Retype everything in the listing, leaving each line exactly as it is.

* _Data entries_
┌────────

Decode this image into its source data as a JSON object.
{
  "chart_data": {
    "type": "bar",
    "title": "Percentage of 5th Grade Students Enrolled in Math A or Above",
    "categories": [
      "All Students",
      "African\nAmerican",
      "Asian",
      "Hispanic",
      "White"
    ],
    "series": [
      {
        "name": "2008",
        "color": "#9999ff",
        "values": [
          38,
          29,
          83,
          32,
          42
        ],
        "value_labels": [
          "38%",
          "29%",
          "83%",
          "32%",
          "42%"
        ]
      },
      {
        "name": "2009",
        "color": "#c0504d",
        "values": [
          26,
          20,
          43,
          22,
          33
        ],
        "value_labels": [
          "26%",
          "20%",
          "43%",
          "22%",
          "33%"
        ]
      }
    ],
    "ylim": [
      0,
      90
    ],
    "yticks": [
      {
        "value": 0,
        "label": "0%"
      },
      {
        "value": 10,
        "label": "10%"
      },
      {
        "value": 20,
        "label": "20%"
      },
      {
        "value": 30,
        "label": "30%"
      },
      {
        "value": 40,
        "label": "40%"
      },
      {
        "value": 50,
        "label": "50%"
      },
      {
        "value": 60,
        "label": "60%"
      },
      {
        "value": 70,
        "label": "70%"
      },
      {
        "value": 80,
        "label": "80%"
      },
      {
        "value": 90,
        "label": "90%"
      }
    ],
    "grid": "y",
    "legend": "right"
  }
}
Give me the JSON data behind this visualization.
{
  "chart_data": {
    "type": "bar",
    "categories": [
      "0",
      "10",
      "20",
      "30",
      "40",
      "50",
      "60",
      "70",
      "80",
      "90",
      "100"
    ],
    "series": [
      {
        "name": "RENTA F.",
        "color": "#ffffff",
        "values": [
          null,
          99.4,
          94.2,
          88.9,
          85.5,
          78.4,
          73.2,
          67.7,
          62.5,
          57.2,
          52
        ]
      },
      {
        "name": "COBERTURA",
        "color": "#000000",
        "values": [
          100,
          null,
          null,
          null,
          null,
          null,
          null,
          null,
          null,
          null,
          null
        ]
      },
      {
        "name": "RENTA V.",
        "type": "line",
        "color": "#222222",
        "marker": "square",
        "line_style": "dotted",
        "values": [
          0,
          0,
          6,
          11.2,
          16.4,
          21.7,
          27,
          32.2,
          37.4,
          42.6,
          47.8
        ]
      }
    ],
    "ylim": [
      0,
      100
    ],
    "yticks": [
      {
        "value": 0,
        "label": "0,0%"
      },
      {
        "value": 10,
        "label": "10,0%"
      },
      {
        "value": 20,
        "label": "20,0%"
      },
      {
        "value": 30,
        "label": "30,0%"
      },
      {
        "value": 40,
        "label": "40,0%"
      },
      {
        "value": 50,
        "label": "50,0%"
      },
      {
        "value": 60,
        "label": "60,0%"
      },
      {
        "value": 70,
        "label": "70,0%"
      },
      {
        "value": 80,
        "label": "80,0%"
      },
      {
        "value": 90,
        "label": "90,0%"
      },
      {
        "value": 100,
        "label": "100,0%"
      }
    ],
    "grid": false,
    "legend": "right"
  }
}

└────────

* _Written solution_
Decode this image into its source data as a JSON object.
{
  "chart_data": {
    "type": "bar",
    "title": "Percentage of 5th Grade Students Enrolled in Math A or Above",
    "categories": [
      "All Students",
      "African\nAmerican",
      "Asian",
      "Hispanic",
      "White"
    ],
    "series": [
      {
        "name": "2008",
        "color": "#9999ff",
        "values": [
          38,
          29,
          83,
          32,
          42
        ],
        "value_labels": [
          "38%",
          "29%",
          "83%",
          "32%",
          "42%"
        ]
      },
      {
        "name": "2009",
        "color": "#c0504d",
        "values": [
          26,
          20,
          43,
          22,
          33
        ],
        "value_labels": [
          "26%",
          "20%",
          "43%",
          "22%",
          "33%"
        ]
      }
    ],
    "ylim": [
      0,
      90
    ],
    "yticks": [
      {
        "value": 0,
        "label": "0%"
      },
      {
        "value": 10,
        "label": "10%"
      },
      {
        "value": 20,
        "label": "20%"
      },
      {
        "value": 30,
        "label": "30%"
      },
      {
        "value": 40,
        "label": "40%"
      },
      {
        "value": 50,
        "label": "50%"
      },
      {
        "value": 60,
        "label": "60%"
      },
      {
        "value": 70,
        "label": "70%"
      },
      {
        "value": 80,
        "label": "80%"
      },
      {
        "value": 90,
        "label": "90%"
      }
    ],
    "grid": "y",
    "legend": "right"
  }
}
Give me the JSON data behind this visualization.
{
  "chart_data": {
    "type": "bar",
    "categories": [
      "0",
      "10",
      "20",
      "30",
      "40",
      "50",
      "60",
      "70",
      "80",
      "90",
      "100"
    ],
    "series": [
      {
        "name": "RENTA F.",
        "color": "#ffffff",
        "values": [
          null,
          99.4,
          94.2,
          88.9,
          85.5,
          78.4,
          73.2,
          67.7,
          62.5,
          57.2,
          52
        ]
      },
      {
        "name": "COBERTURA",
        "color": "#000000",
        "values": [
          100,
          null,
          null,
          null,
          null,
          null,
          null,
          null,
          null,
          null,
          null
        ]
      },
      {
        "name": "RENTA V.",
        "type": "line",
        "color": "#222222",
        "marker": "square",
        "line_style": "dotted",
        "values": [
          0,
          0,
          6,
          11.2,
          16.4,
          21.7,
          27,
          32.2,
          37.4,
          42.6,
          47.8
        ]
      }
    ],
    "ylim": [
      0,
      100
    ],
    "yticks": [
      {
        "value": 0,
        "label": "0,0%"
      },
      {
        "value": 10,
        "label": "10,0%"
      },
      {
        "value": 20,
        "label": "20,0%"
      },
      {
        "value": 30,
        "label": "30,0%"
      },
      {
        "value": 40,
        "label": "40,0%"
      },
      {
        "value": 50,
        "label": "50,0%"
      },
      {
        "value": 60,
        "label": "60,0%"
      },
      {
        "value": 70,
        "label": "70,0%"
      },
      {
        "value": 80,
        "label": "80,0%"
      },
      {
        "value": 90,
        "label": "90,0%"
      },
      {
        "value": 100,
        "label": "100,0%"
      }
    ],
    "grid": false,
    "legend": "right"
  }
}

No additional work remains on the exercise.